Task objective:
Copy out the rows word for word, beginning with the line that has "mass-gov-brand[interactable]: Mass.gov [258, 68, 352, 94]" and ending with the line that has "callout-line: change the", counting both.

───── The records

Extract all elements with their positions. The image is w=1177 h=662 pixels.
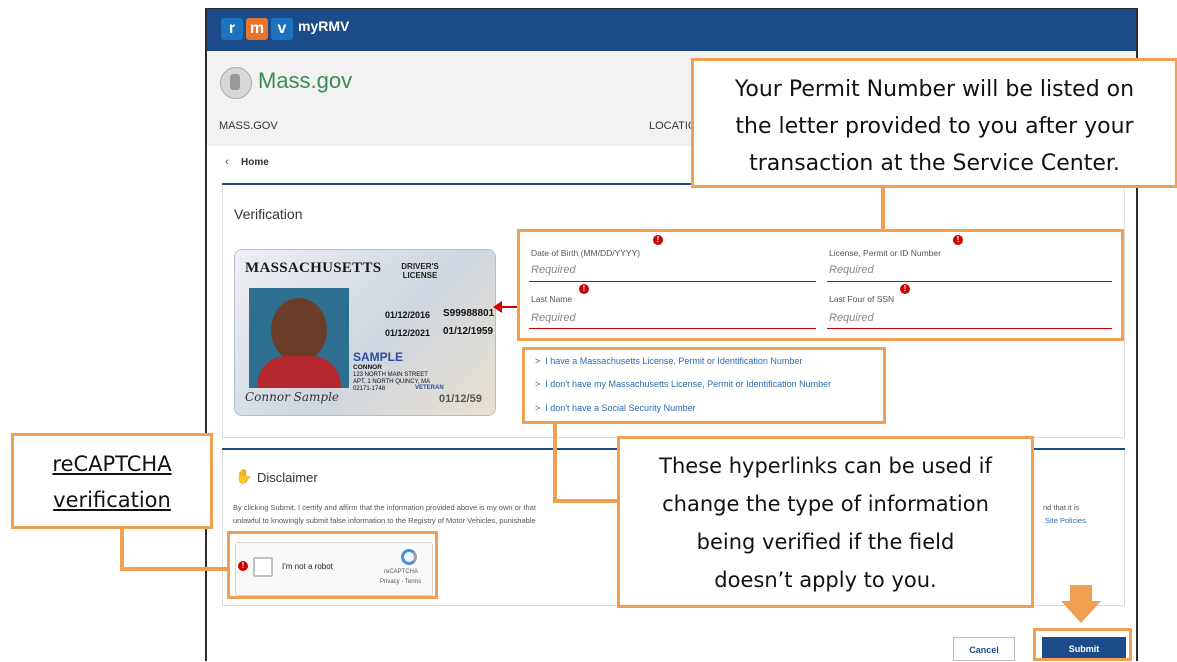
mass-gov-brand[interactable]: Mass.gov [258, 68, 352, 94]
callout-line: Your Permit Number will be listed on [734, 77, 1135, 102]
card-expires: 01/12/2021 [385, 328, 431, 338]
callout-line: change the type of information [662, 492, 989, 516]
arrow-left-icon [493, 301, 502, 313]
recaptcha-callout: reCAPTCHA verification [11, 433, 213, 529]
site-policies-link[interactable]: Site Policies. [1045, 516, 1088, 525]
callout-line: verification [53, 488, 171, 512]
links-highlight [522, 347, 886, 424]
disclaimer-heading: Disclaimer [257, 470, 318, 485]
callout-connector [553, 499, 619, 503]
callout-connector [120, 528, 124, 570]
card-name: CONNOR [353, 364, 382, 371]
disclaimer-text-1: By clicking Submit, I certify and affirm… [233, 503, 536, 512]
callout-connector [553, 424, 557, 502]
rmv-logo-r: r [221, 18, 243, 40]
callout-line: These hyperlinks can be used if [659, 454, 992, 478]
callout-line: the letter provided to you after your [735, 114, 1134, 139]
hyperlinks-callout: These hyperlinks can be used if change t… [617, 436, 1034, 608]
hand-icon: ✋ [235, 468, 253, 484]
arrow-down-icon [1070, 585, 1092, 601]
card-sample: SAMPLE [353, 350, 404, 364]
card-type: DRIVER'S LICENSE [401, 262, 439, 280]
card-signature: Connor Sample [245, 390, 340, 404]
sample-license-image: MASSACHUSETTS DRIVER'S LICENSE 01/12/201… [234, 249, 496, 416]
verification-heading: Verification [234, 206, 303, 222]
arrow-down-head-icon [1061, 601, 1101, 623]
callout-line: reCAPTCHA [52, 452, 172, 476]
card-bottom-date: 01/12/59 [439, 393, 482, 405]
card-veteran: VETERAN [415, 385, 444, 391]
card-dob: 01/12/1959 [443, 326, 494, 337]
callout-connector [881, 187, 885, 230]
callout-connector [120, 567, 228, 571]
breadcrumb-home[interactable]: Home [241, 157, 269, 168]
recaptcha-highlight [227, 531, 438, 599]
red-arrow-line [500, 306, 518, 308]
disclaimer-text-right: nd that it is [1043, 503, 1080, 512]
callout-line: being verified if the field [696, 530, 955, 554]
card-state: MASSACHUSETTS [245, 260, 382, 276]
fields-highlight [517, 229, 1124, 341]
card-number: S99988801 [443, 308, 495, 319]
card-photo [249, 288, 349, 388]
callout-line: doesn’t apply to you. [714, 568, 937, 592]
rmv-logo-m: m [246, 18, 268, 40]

──────────

Final result:
mass-gov-brand[interactable]: Mass.gov [258, 68, 352, 94]
callout-line: Your Permit Number will be listed on [734, 77, 1135, 102]
card-expires: 01/12/2021 [385, 328, 431, 338]
callout-line: change the type of information [662, 492, 989, 516]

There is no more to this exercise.